The request ->
Word for word, copy all the data and drop the pictures.

Material to process ->
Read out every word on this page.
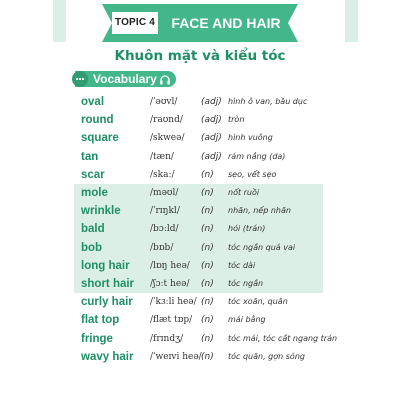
TOPIC 4	FACE AND HAIR
Khuôn mặt và kiểu tóc
Vocabulary
oval	/ˈəʊvl/	(adj) hình ô van, bầu dục
round	/raʊnd/ (adj) tròn
square	/skweə/ (adj) hình vuông
tan	/tæn/	(adj) rám nắng (da)
scar	/skaː/	(n) sẹo, vết sẹo
mole	/məʊl/	(n) nốt ruồi
wrinkle	/ˈrɪŋkl/ (n) nhăn, nếp nhăn
bald	/bɔːld/ (n) hói (trán)
bob	/bɒb/	(n) tóc ngắn quá vai
long hair /lɒŋ heə/ (n) tóc dài
short hair /ʃɔːt heə/ (n) tóc ngắn
curly hair /ˈkɜːli heə/ (n) tóc xoăn, quăn
flat top	/flæt tɒp/ (n) mái bằng
fringe	/frɪndʒ/ (n) tóc mái, tóc cắt ngang trán
wavy hair /ˈweɪvi heə/ (n) tóc quăn, gợn sóng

Answer for the task ->
Read out every word on this page.
TOPIC 4	FACE AND HAIR
Khuôn mặt và kiểu tóc
Vocabulary
oval	/ˈəʊvl/	(adj) hình ô van, bầu dục
round	/raʊnd/ (adj) tròn
square	/skweə/ (adj) hình vuông
tan	/tæn/	(adj) rám nắng (da)
scar	/skaː/	(n) sẹo, vết sẹo
mole	/məʊl/	(n) nốt ruồi
wrinkle	/ˈrɪŋkl/ (n) nhăn, nếp nhăn
bald	/bɔːld/ (n) hói (trán)
bob	/bɒb/	(n) tóc ngắn quá vai
long hair /lɒŋ heə/ (n) tóc dài
short hair /ʃɔːt heə/ (n) tóc ngắn
curly hair /ˈkɜːli heə/ (n) tóc xoăn, quăn
flat top	/flæt tɒp/ (n) mái bằng
fringe	/frɪndʒ/ (n) tóc mái, tóc cắt ngang trán
wavy hair /ˈweɪvi heə/ (n) tóc quăn, gợn sóng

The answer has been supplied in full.